══ Source data ══

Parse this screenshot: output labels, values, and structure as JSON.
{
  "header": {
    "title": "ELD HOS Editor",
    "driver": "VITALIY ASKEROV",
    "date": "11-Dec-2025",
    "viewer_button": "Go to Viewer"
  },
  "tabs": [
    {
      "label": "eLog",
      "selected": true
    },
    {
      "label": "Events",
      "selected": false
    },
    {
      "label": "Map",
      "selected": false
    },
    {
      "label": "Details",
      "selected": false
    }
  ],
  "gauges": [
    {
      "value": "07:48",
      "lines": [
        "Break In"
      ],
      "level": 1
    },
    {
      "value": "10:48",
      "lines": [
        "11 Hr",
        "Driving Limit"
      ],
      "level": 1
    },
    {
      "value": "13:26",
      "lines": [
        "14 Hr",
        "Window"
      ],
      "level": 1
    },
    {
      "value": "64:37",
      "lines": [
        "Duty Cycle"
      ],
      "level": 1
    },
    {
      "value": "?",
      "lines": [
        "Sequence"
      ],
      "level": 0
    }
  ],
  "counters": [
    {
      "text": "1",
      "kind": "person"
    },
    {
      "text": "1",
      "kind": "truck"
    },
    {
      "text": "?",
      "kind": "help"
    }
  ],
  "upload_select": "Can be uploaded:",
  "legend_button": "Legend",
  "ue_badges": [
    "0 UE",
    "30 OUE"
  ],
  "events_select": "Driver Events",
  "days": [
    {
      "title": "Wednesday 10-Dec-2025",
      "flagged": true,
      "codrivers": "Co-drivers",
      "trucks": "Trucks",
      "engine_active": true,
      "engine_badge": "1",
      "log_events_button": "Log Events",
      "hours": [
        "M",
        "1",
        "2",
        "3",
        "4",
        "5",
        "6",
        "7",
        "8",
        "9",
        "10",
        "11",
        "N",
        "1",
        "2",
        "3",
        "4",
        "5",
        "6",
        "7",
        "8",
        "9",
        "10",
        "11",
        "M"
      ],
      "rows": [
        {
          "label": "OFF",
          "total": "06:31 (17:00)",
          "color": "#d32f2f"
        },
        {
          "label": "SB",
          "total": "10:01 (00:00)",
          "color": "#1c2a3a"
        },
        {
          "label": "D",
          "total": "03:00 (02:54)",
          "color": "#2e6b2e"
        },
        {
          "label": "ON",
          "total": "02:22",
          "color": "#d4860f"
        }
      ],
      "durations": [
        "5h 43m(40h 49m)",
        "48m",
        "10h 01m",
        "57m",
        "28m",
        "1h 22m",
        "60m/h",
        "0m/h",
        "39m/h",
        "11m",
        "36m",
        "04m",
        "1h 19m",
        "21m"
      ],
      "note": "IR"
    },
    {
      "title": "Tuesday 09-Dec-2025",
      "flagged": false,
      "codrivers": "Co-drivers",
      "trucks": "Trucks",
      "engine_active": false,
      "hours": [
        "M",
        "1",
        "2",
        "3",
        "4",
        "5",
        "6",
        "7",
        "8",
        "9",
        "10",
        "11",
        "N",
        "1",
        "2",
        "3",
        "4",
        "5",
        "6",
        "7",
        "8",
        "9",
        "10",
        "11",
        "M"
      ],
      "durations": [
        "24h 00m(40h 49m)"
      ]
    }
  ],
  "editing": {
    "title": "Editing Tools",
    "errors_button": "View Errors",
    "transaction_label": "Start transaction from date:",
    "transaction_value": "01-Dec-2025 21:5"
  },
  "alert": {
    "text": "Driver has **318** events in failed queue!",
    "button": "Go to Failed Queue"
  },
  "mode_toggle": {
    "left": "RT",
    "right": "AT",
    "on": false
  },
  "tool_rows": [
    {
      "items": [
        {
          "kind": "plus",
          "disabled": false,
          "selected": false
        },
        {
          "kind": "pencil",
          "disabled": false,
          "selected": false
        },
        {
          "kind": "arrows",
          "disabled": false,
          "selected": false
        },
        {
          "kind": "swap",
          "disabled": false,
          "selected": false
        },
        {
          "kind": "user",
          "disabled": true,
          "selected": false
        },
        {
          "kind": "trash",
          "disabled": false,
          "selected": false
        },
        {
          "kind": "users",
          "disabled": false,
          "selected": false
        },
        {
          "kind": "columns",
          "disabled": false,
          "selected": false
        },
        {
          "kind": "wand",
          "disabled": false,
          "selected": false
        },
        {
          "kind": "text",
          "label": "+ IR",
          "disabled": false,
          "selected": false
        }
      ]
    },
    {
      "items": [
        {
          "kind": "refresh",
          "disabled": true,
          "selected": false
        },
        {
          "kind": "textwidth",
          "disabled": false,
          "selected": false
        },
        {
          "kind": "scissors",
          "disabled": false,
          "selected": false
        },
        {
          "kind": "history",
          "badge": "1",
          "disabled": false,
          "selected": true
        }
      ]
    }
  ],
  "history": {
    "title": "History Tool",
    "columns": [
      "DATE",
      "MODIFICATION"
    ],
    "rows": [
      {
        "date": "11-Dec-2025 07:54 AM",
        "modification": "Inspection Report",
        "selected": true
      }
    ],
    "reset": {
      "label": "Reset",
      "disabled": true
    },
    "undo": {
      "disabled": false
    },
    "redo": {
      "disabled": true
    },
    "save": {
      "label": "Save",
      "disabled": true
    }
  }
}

═══

* _Instructions for the task_: Output the entries verbatim.

* _Result of this exercise_:
Parse this screenshot: output labels, values, and structure as JSON.
{
  "header": {
    "title": "ELD HOS Editor",
    "driver": "VITALIY ASKEROV",
    "date": "11-Dec-2025",
    "viewer_button": "Go to Viewer"
  },
  "tabs": [
    {
      "label": "eLog",
      "selected": true
    },
    {
      "label": "Events",
      "selected": false
    },
    {
      "label": "Map",
      "selected": false
    },
    {
      "label": "Details",
      "selected": false
    }
  ],
  "gauges": [
    {
      "value": "07:48",
      "lines": [
        "Break In"
      ],
      "level": 1
    },
    {
      "value": "10:48",
      "lines": [
        "11 Hr",
        "Driving Limit"
      ],
      "level": 1
    },
    {
      "value": "13:26",
      "lines": [
        "14 Hr",
        "Window"
      ],
      "level": 1
    },
    {
      "value": "64:37",
      "lines": [
        "Duty Cycle"
      ],
      "level": 1
    },
    {
      "value": "?",
      "lines": [
        "Sequence"
      ],
      "level": 0
    }
  ],
  "counters": [
    {
      "text": "1",
      "kind": "person"
    },
    {
      "text": "1",
      "kind": "truck"
    },
    {
      "text": "?",
      "kind": "help"
    }
  ],
  "upload_select": "Can be uploaded:",
  "legend_button": "Legend",
  "ue_badges": [
    "0 UE",
    "30 OUE"
  ],
  "events_select": "Driver Events",
  "days": [
    {
      "title": "Wednesday 10-Dec-2025",
      "flagged": true,
      "codrivers": "Co-drivers",
      "trucks": "Trucks",
      "engine_active": true,
      "engine_badge": "1",
      "log_events_button": "Log Events",
      "hours": [
        "M",
        "1",
        "2",
        "3",
        "4",
        "5",
        "6",
        "7",
        "8",
        "9",
        "10",
        "11",
        "N",
        "1",
        "2",
        "3",
        "4",
        "5",
        "6",
        "7",
        "8",
        "9",
        "10",
        "11",
        "M"
      ],
      "rows": [
        {
          "label": "OFF",
          "total": "06:31 (17:00)",
          "color": "#d32f2f"
        },
        {
          "label": "SB",
          "total": "10:01 (00:00)",
          "color": "#1c2a3a"
        },
        {
          "label": "D",
          "total": "03:00 (02:54)",
          "color": "#2e6b2e"
        },
        {
          "label": "ON",
          "total": "02:22",
          "color": "#d4860f"
        }
      ],
      "durations": [
        "5h 43m(40h 49m)",
        "48m",
        "10h 01m",
        "57m",
        "28m",
        "1h 22m",
        "60m/h",
        "0m/h",
        "39m/h",
        "11m",
        "36m",
        "04m",
        "1h 19m",
        "21m"
      ],
      "note": "IR"
    },
    {
      "title": "Tuesday 09-Dec-2025",
      "flagged": false,
      "codrivers": "Co-drivers",
      "trucks": "Trucks",
      "engine_active": false,
      "hours": [
        "M",
        "1",
        "2",
        "3",
        "4",
        "5",
        "6",
        "7",
        "8",
        "9",
        "10",
        "11",
        "N",
        "1",
        "2",
        "3",
        "4",
        "5",
        "6",
        "7",
        "8",
        "9",
        "10",
        "11",
        "M"
      ],
      "durations": [
        "24h 00m(40h 49m)"
      ]
    }
  ],
  "editing": {
    "title": "Editing Tools",
    "errors_button": "View Errors",
    "transaction_label": "Start transaction from date:",
    "transaction_value": "01-Dec-2025 21:5"
  },
  "alert": {
    "text": "Driver has **318** events in failed queue!",
    "button": "Go to Failed Queue"
  },
  "mode_toggle": {
    "left": "RT",
    "right": "AT",
    "on": false
  },
  "tool_rows": [
    {
      "items": [
        {
          "kind": "plus",
          "disabled": false,
          "selected": false
        },
        {
          "kind": "pencil",
          "disabled": false,
          "selected": false
        },
        {
          "kind": "arrows",
          "disabled": false,
          "selected": false
        },
        {
          "kind": "swap",
          "disabled": false,
          "selected": false
        },
        {
          "kind": "user",
          "disabled": true,
          "selected": false
        },
        {
          "kind": "trash",
          "disabled": false,
          "selected": false
        },
        {
          "kind": "users",
          "disabled": false,
          "selected": false
        },
        {
          "kind": "columns",
          "disabled": false,
          "selected": false
        },
        {
          "kind": "wand",
          "disabled": false,
          "selected": false
        },
        {
          "kind": "text",
          "label": "+ IR",
          "disabled": false,
          "selected": false
        }
      ]
    },
    {
      "items": [
        {
          "kind": "refresh",
          "disabled": true,
          "selected": false
        },
        {
          "kind": "textwidth",
          "disabled": false,
          "selected": false
        },
        {
          "kind": "scissors",
          "disabled": false,
          "selected": false
        },
        {
          "kind": "history",
          "badge": "1",
          "disabled": false,
          "selected": true
        }
      ]
    }
  ],
  "history": {
    "title": "History Tool",
    "columns": [
      "DATE",
      "MODIFICATION"
    ],
    "rows": [
      {
        "date": "11-Dec-2025 07:54 AM",
        "modification": "Inspection Report",
        "selected": true
      }
    ],
    "reset": {
      "label": "Reset",
      "disabled": true
    },
    "undo": {
      "disabled": false
    },
    "redo": {
      "disabled": true
    },
    "save": {
      "label": "Save",
      "disabled": true
    }
  }
}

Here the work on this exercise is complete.